TO BE DONE ▸
Copy word for word everything in the items below, from the line containing "Find all labels, buttons, inputs, and" down to the line containing "table-cell-spin-time-one[interactable] [261,169,487,222]", with both of those lines included.

DATA TO PROCESS ▸
++++++++++

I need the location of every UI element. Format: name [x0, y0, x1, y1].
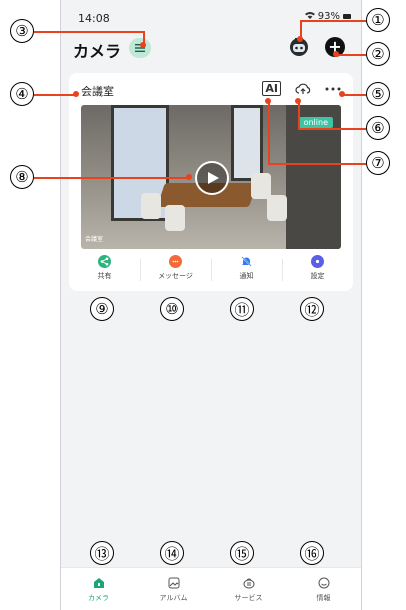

++++++++++

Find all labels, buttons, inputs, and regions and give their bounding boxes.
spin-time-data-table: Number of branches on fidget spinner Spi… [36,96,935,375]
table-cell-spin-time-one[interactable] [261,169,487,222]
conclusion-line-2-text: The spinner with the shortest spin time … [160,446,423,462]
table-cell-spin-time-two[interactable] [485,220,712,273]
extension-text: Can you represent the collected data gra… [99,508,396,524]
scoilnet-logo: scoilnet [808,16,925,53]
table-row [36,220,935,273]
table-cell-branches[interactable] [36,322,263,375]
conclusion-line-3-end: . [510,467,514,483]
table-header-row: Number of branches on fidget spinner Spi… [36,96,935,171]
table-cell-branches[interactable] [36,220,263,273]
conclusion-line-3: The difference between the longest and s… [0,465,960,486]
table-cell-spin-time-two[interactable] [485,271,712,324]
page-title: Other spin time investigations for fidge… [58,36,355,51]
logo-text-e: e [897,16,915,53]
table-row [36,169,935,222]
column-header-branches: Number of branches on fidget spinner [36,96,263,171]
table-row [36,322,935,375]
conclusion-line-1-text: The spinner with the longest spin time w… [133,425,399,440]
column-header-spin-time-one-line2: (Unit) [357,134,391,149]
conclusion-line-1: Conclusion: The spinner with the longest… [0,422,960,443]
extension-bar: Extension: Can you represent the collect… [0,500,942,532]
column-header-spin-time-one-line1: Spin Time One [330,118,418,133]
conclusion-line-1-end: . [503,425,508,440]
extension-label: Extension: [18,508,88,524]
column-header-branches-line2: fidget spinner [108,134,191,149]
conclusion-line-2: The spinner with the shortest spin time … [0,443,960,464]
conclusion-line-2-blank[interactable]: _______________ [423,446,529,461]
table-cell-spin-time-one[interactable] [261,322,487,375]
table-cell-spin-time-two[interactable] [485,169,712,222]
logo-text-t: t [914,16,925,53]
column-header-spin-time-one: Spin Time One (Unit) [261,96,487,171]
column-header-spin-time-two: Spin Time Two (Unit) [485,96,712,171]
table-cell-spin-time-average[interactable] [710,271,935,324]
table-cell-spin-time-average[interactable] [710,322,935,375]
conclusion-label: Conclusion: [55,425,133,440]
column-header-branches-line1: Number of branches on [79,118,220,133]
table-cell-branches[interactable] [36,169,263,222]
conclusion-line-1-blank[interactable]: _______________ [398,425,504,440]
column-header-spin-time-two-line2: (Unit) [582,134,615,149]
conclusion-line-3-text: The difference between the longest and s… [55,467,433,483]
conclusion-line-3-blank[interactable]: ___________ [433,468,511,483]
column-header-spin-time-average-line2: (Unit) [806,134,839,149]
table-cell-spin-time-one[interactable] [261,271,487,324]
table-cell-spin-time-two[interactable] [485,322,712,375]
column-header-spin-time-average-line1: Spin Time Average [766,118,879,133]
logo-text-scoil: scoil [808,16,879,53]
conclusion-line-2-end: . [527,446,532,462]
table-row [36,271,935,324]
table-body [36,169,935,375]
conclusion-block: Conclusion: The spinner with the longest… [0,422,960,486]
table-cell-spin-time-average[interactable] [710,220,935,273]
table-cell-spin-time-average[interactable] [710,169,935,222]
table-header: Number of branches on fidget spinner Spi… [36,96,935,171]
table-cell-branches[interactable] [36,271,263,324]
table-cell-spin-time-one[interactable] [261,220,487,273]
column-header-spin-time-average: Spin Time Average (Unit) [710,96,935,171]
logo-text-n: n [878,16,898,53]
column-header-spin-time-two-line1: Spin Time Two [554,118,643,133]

++++++++++

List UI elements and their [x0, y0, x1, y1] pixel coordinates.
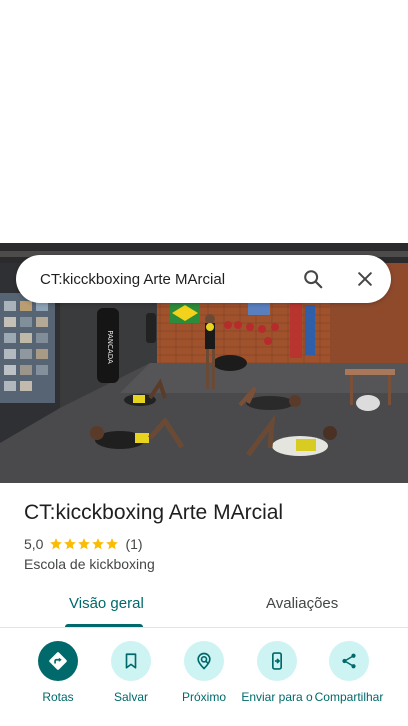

++++++++++

EXERCISE SOLUTION ▸
Find all labels, buttons, inputs, and regions and give their bounding boxes.
spin-time-data-table: Number of branches on fidget spinner Spi… [36,96,935,375]
table-cell-spin-time-one[interactable] [261,169,487,222]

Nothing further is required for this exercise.